*STATED EXERCISE:* Word for word, restate every line of the listing that follows.

-*-

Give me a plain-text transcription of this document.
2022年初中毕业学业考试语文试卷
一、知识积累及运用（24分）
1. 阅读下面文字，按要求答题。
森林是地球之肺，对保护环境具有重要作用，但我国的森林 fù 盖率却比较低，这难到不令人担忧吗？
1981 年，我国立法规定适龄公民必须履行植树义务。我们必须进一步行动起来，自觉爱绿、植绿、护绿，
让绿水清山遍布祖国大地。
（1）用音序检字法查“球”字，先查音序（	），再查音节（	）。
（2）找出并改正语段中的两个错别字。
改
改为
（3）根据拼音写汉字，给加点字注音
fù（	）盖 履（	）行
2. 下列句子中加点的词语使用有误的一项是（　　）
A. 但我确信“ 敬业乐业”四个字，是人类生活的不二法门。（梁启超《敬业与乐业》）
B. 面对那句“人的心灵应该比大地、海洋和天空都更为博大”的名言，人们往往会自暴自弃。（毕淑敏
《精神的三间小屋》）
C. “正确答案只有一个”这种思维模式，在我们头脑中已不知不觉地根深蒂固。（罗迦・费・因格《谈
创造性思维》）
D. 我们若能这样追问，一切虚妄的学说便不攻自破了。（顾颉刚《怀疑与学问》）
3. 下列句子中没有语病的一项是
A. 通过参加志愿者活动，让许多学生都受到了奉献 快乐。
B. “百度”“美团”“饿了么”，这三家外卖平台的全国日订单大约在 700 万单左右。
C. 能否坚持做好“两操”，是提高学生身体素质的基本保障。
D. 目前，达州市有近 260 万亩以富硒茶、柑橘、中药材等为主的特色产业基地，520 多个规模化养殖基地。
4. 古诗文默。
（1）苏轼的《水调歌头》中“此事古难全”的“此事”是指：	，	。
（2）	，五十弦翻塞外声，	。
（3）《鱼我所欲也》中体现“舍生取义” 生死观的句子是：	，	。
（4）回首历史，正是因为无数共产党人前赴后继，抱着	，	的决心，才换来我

-*-

*WRITTEN SOLUTION:*
Give me a plain-text transcription of this document.
2022年初中毕业学业考试语文试卷
一、知识积累及运用（24分）
1. 阅读下面文字，按要求答题。
森林是地球之肺，对保护环境具有重要作用，但我国的森林 fù 盖率却比较低，这难到不令人担忧吗？
1981 年，我国立法规定适龄公民必须履行植树义务。我们必须进一步行动起来，自觉爱绿、植绿、护绿，
让绿水清山遍布祖国大地。
（1）用音序检字法查“球”字，先查音序（	），再查音节（	）。
（2）找出并改正语段中的两个错别字。
改
改为
（3）根据拼音写汉字，给加点字注音
fù（	）盖 履（	）行
2. 下列句子中加点的词语使用有误的一项是（　　）
A. 但我确信“ 敬业乐业”四个字，是人类生活的不二法门。（梁启超《敬业与乐业》）
B. 面对那句“人的心灵应该比大地、海洋和天空都更为博大”的名言，人们往往会自暴自弃。（毕淑敏
《精神的三间小屋》）
C. “正确答案只有一个”这种思维模式，在我们头脑中已不知不觉地根深蒂固。（罗迦・费・因格《谈
创造性思维》）
D. 我们若能这样追问，一切虚妄的学说便不攻自破了。（顾颉刚《怀疑与学问》）
3. 下列句子中没有语病的一项是
A. 通过参加志愿者活动，让许多学生都受到了奉献 快乐。
B. “百度”“美团”“饿了么”，这三家外卖平台的全国日订单大约在 700 万单左右。
C. 能否坚持做好“两操”，是提高学生身体素质的基本保障。
D. 目前，达州市有近 260 万亩以富硒茶、柑橘、中药材等为主的特色产业基地，520 多个规模化养殖基地。
4. 古诗文默。
（1）苏轼的《水调歌头》中“此事古难全”的“此事”是指：	，	。
（2）	，五十弦翻塞外声，	。
（3）《鱼我所欲也》中体现“舍生取义” 生死观的句子是：	，	。
（4）回首历史，正是因为无数共产党人前赴后继，抱着	，	的决心，才换来我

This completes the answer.